What is required
Output the material word for word. Leave each picture out.

---------- Supplied information

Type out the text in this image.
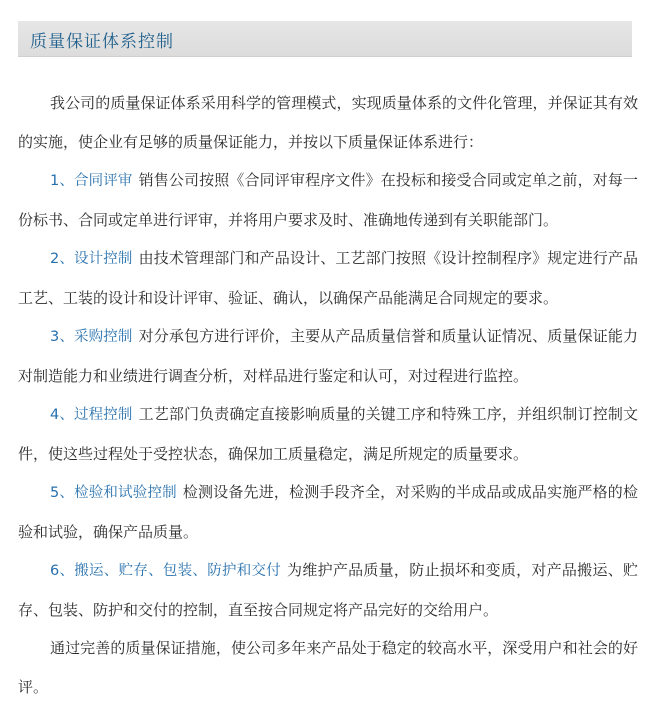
质量保证体系控制

我公司的质量保证体系采用科学的管理模式，实现质量体系的文件化管理，并保证其有效的实施，使企业有足够的质量保证能力，并按以下质量保证体系进行：

1、合同评审 销售公司按照《合同评审程序文件》在投标和接受合同或定单之前，对每一份标书、合同或定单进行评审，并将用户要求及时、准确地传递到有关职能部门。

2、设计控制 由技术管理部门和产品设计、工艺部门按照《设计控制程序》规定进行产品工艺、工装的设计和设计评审、验证、确认，以确保产品能满足合同规定的要求。

3、采购控制 对分承包方进行评价，主要从产品质量信誉和质量认证情况、质量保证能力对制造能力和业绩进行调查分析，对样品进行鉴定和认可，对过程进行监控。

4、过程控制 工艺部门负责确定直接影响质量的关键工序和特殊工序，并组织制订控制文件，使这些过程处于受控状态，确保加工质量稳定，满足所规定的质量要求。

5、检验和试验控制 检测设备先进，检测手段齐全，对采购的半成品或成品实施严格的检验和试验，确保产品质量。

6、搬运、贮存、包装、防护和交付 为维护产品质量，防止损坏和变质，对产品搬运、贮存、包装、防护和交付的控制，直至按合同规定将产品完好的交给用户。

通过完善的质量保证措施，使公司多年来产品处于稳定的较高水平，深受用户和社会的好评。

--------------------

Result of this exercise
Type out the text in this image.
质量保证体系控制

我公司的质量保证体系采用科学的管理模式，实现质量体系的文件化管理，并保证其有效的实施，使企业有足够的质量保证能力，并按以下质量保证体系进行：

1、合同评审 销售公司按照《合同评审程序文件》在投标和接受合同或定单之前，对每一份标书、合同或定单进行评审，并将用户要求及时、准确地传递到有关职能部门。

2、设计控制 由技术管理部门和产品设计、工艺部门按照《设计控制程序》规定进行产品工艺、工装的设计和设计评审、验证、确认，以确保产品能满足合同规定的要求。

3、采购控制 对分承包方进行评价，主要从产品质量信誉和质量认证情况、质量保证能力对制造能力和业绩进行调查分析，对样品进行鉴定和认可，对过程进行监控。

4、过程控制 工艺部门负责确定直接影响质量的关键工序和特殊工序，并组织制订控制文件，使这些过程处于受控状态，确保加工质量稳定，满足所规定的质量要求。

5、检验和试验控制 检测设备先进，检测手段齐全，对采购的半成品或成品实施严格的检验和试验，确保产品质量。

6、搬运、贮存、包装、防护和交付 为维护产品质量，防止损坏和变质，对产品搬运、贮存、包装、防护和交付的控制，直至按合同规定将产品完好的交给用户。

通过完善的质量保证措施，使公司多年来产品处于稳定的较高水平，深受用户和社会的好评。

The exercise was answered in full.